[Items from a figure collection]
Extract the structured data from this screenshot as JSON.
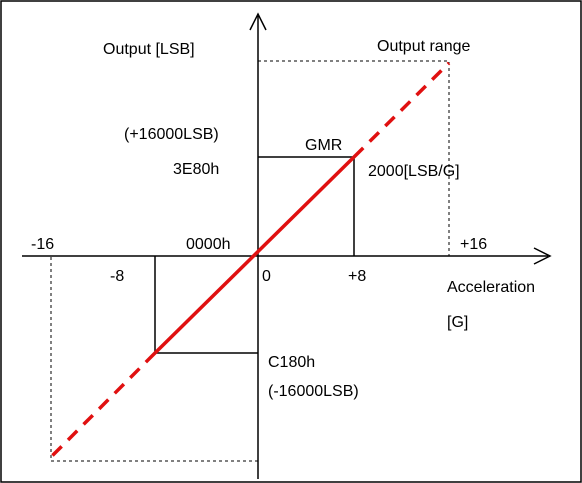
{
  "diagram": {
    "y_axis_label": "Output [LSB]",
    "x_axis_label_line1": "Acceleration",
    "x_axis_label_line2": "[G]",
    "output_range_label": "Output range",
    "gmr_label": "GMR",
    "sensitivity_label": "2000[LSB/G]",
    "pos_lsb_label": "(+16000LSB)",
    "pos_hex_label": "3E80h",
    "zero_hex_label": "0000h",
    "neg_hex_label": "C180h",
    "neg_lsb_label": "(-16000LSB)",
    "tick_neg16": "-16",
    "tick_neg8": "-8",
    "tick_zero": "0",
    "tick_pos8": "+8",
    "tick_pos16": "+16",
    "line_color": "#e01010",
    "axis_color": "#000000"
  }
}
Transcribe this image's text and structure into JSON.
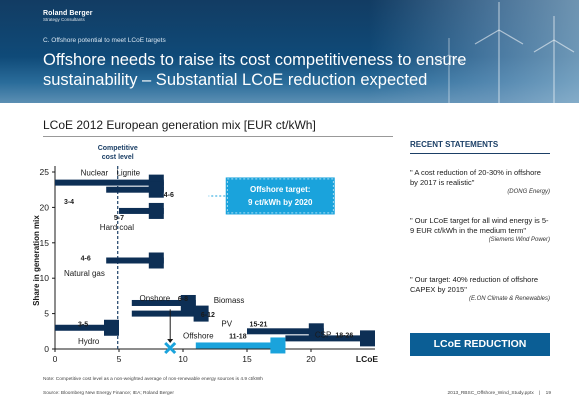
{
  "header": {
    "brand_name": "Roland Berger",
    "brand_sub": "Strategy Consultants",
    "section": "C.   Offshore potential to meet LCoE targets",
    "title": "Offshore needs to raise its cost competitiveness to ensure sustainability – Substantial LCoE reduction expected"
  },
  "chart_title": "LCoE 2012 European generation mix [EUR ct/kWh]",
  "chart_data": {
    "type": "bar",
    "orientation": "horizontal-range",
    "xlabel": "LCoE",
    "ylabel": "Share in generation mix",
    "xlim": [
      0,
      25
    ],
    "ylim": [
      0,
      25
    ],
    "xticks": [
      "0",
      "5",
      "10",
      "15",
      "20"
    ],
    "yticks": [
      "0",
      "5",
      "10",
      "15",
      "20",
      "25"
    ],
    "reference_line": {
      "label": "Competitive cost level",
      "x": 4.9
    },
    "target": {
      "label": "Offshore target: 9 ct/kWh by 2020",
      "x": 9,
      "y": 0
    },
    "series": [
      {
        "name": "Nuclear",
        "range_label": "3-4",
        "x": [
          3,
          4
        ],
        "y": 23.5,
        "bar_from": 0,
        "bar_to": 8.5,
        "color": "#0d2f55"
      },
      {
        "name": "Lignite",
        "range_label": "4-6",
        "x": [
          4,
          6
        ],
        "y": 22.5,
        "bar_from": 4,
        "bar_to": 8.5,
        "color": "#0d2f55"
      },
      {
        "name": "Hard coal",
        "range_label": "5-7",
        "x": [
          5,
          7
        ],
        "y": 19.5,
        "bar_from": 5,
        "bar_to": 8.5,
        "color": "#0d2f55"
      },
      {
        "name": "Natural gas",
        "range_label": "4-6",
        "x": [
          4,
          6
        ],
        "y": 12.5,
        "bar_from": 4,
        "bar_to": 8.5,
        "color": "#0d2f55"
      },
      {
        "name": "Onshore",
        "range_label": "6-8",
        "x": [
          6,
          8
        ],
        "y": 6.5,
        "bar_from": 6,
        "bar_to": 11,
        "color": "#0d2f55"
      },
      {
        "name": "Biomass",
        "range_label": "6-12",
        "x": [
          6,
          12
        ],
        "y": 5,
        "bar_from": 6,
        "bar_to": 12,
        "color": "#0d2f55"
      },
      {
        "name": "Hydro",
        "range_label": "3-5",
        "x": [
          3,
          5
        ],
        "y": 3,
        "bar_from": 0,
        "bar_to": 5,
        "color": "#0d2f55"
      },
      {
        "name": "PV",
        "range_label": "15-21",
        "x": [
          15,
          21
        ],
        "y": 2.5,
        "bar_from": 15,
        "bar_to": 21,
        "color": "#0d2f55"
      },
      {
        "name": "CSP",
        "range_label": "18-26",
        "x": [
          18,
          26
        ],
        "y": 1.5,
        "bar_from": 18,
        "bar_to": 26,
        "color": "#0d2f55"
      },
      {
        "name": "Offshore",
        "range_label": "11-18",
        "x": [
          11,
          18
        ],
        "y": 0.5,
        "bar_from": 11,
        "bar_to": 18,
        "color": "#1aa3dc"
      }
    ],
    "colors": {
      "bar": "#0d2f55",
      "offshore": "#1aa3dc",
      "target": "#1aa3dc",
      "reference": "#1b3f66"
    }
  },
  "statements": {
    "heading": "RECENT STATEMENTS",
    "items": [
      {
        "text": "\" A cost reduction of 20-30% in offshore by 2017 is realistic\"",
        "source": "(DONG Energy)"
      },
      {
        "text": "\" Our LCoE target for all wind energy is 5-9 EUR ct/kWh in the medium term\"",
        "source": "(Siemens Wind Power)"
      },
      {
        "text": "\" Our target: 40% reduction of offshore CAPEX by 2015\"",
        "source": "(E.ON Climate & Renewables)"
      }
    ],
    "button": "LCoE REDUCTION"
  },
  "note": "Note: Competitive cost level as a non-weighted average of non-renewable energy sources is 4.9 ct/kWh",
  "source": "Source:  Bloomberg New Energy Finance; IEA; Roland Berger",
  "footer_file": "2013_RBSC_Offshore_Wind_Study.pptx",
  "footer_sep": "|",
  "page_number": "19"
}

The exercise. Copy the records above exactly, omitting every picture.

Result for this task.
Extract the structured data from this screenshot as JSON.
{
  "diagram": {
    "y_axis_label": "Output [LSB]",
    "x_axis_label_line1": "Acceleration",
    "x_axis_label_line2": "[G]",
    "output_range_label": "Output range",
    "gmr_label": "GMR",
    "sensitivity_label": "2000[LSB/G]",
    "pos_lsb_label": "(+16000LSB)",
    "pos_hex_label": "3E80h",
    "zero_hex_label": "0000h",
    "neg_hex_label": "C180h",
    "neg_lsb_label": "(-16000LSB)",
    "tick_neg16": "-16",
    "tick_neg8": "-8",
    "tick_zero": "0",
    "tick_pos8": "+8",
    "tick_pos16": "+16",
    "line_color": "#e01010",
    "axis_color": "#000000"
  }
}
Transcribe this image's text and structure into JSON.
{
  "header": {
    "brand_name": "Roland Berger",
    "brand_sub": "Strategy Consultants",
    "section": "C.   Offshore potential to meet LCoE targets",
    "title": "Offshore needs to raise its cost competitiveness to ensure sustainability – Substantial LCoE reduction expected"
  },
  "chart_title": "LCoE 2012 European generation mix [EUR ct/kWh]",
  "chart_data": {
    "type": "bar",
    "orientation": "horizontal-range",
    "xlabel": "LCoE",
    "ylabel": "Share in generation mix",
    "xlim": [
      0,
      25
    ],
    "ylim": [
      0,
      25
    ],
    "xticks": [
      "0",
      "5",
      "10",
      "15",
      "20"
    ],
    "yticks": [
      "0",
      "5",
      "10",
      "15",
      "20",
      "25"
    ],
    "reference_line": {
      "label": "Competitive cost level",
      "x": 4.9
    },
    "target": {
      "label": "Offshore target: 9 ct/kWh by 2020",
      "x": 9,
      "y": 0
    },
    "series": [
      {
        "name": "Nuclear",
        "range_label": "3-4",
        "x": [
          3,
          4
        ],
        "y": 23.5,
        "bar_from": 0,
        "bar_to": 8.5,
        "color": "#0d2f55"
      },
      {
        "name": "Lignite",
        "range_label": "4-6",
        "x": [
          4,
          6
        ],
        "y": 22.5,
        "bar_from": 4,
        "bar_to": 8.5,
        "color": "#0d2f55"
      },
      {
        "name": "Hard coal",
        "range_label": "5-7",
        "x": [
          5,
          7
        ],
        "y": 19.5,
        "bar_from": 5,
        "bar_to": 8.5,
        "color": "#0d2f55"
      },
      {
        "name": "Natural gas",
        "range_label": "4-6",
        "x": [
          4,
          6
        ],
        "y": 12.5,
        "bar_from": 4,
        "bar_to": 8.5,
        "color": "#0d2f55"
      },
      {
        "name": "Onshore",
        "range_label": "6-8",
        "x": [
          6,
          8
        ],
        "y": 6.5,
        "bar_from": 6,
        "bar_to": 11,
        "color": "#0d2f55"
      },
      {
        "name": "Biomass",
        "range_label": "6-12",
        "x": [
          6,
          12
        ],
        "y": 5,
        "bar_from": 6,
        "bar_to": 12,
        "color": "#0d2f55"
      },
      {
        "name": "Hydro",
        "range_label": "3-5",
        "x": [
          3,
          5
        ],
        "y": 3,
        "bar_from": 0,
        "bar_to": 5,
        "color": "#0d2f55"
      },
      {
        "name": "PV",
        "range_label": "15-21",
        "x": [
          15,
          21
        ],
        "y": 2.5,
        "bar_from": 15,
        "bar_to": 21,
        "color": "#0d2f55"
      },
      {
        "name": "CSP",
        "range_label": "18-26",
        "x": [
          18,
          26
        ],
        "y": 1.5,
        "bar_from": 18,
        "bar_to": 26,
        "color": "#0d2f55"
      },
      {
        "name": "Offshore",
        "range_label": "11-18",
        "x": [
          11,
          18
        ],
        "y": 0.5,
        "bar_from": 11,
        "bar_to": 18,
        "color": "#1aa3dc"
      }
    ],
    "colors": {
      "bar": "#0d2f55",
      "offshore": "#1aa3dc",
      "target": "#1aa3dc",
      "reference": "#1b3f66"
    }
  },
  "statements": {
    "heading": "RECENT STATEMENTS",
    "items": [
      {
        "text": "\" A cost reduction of 20-30% in offshore by 2017 is realistic\"",
        "source": "(DONG Energy)"
      },
      {
        "text": "\" Our LCoE target for all wind energy is 5-9 EUR ct/kWh in the medium term\"",
        "source": "(Siemens Wind Power)"
      },
      {
        "text": "\" Our target: 40% reduction of offshore CAPEX by 2015\"",
        "source": "(E.ON Climate & Renewables)"
      }
    ],
    "button": "LCoE REDUCTION"
  },
  "note": "Note: Competitive cost level as a non-weighted average of non-renewable energy sources is 4.9 ct/kWh",
  "source": "Source:  Bloomberg New Energy Finance; IEA; Roland Berger",
  "footer_file": "2013_RBSC_Offshore_Wind_Study.pptx",
  "footer_sep": "|",
  "page_number": "19"
}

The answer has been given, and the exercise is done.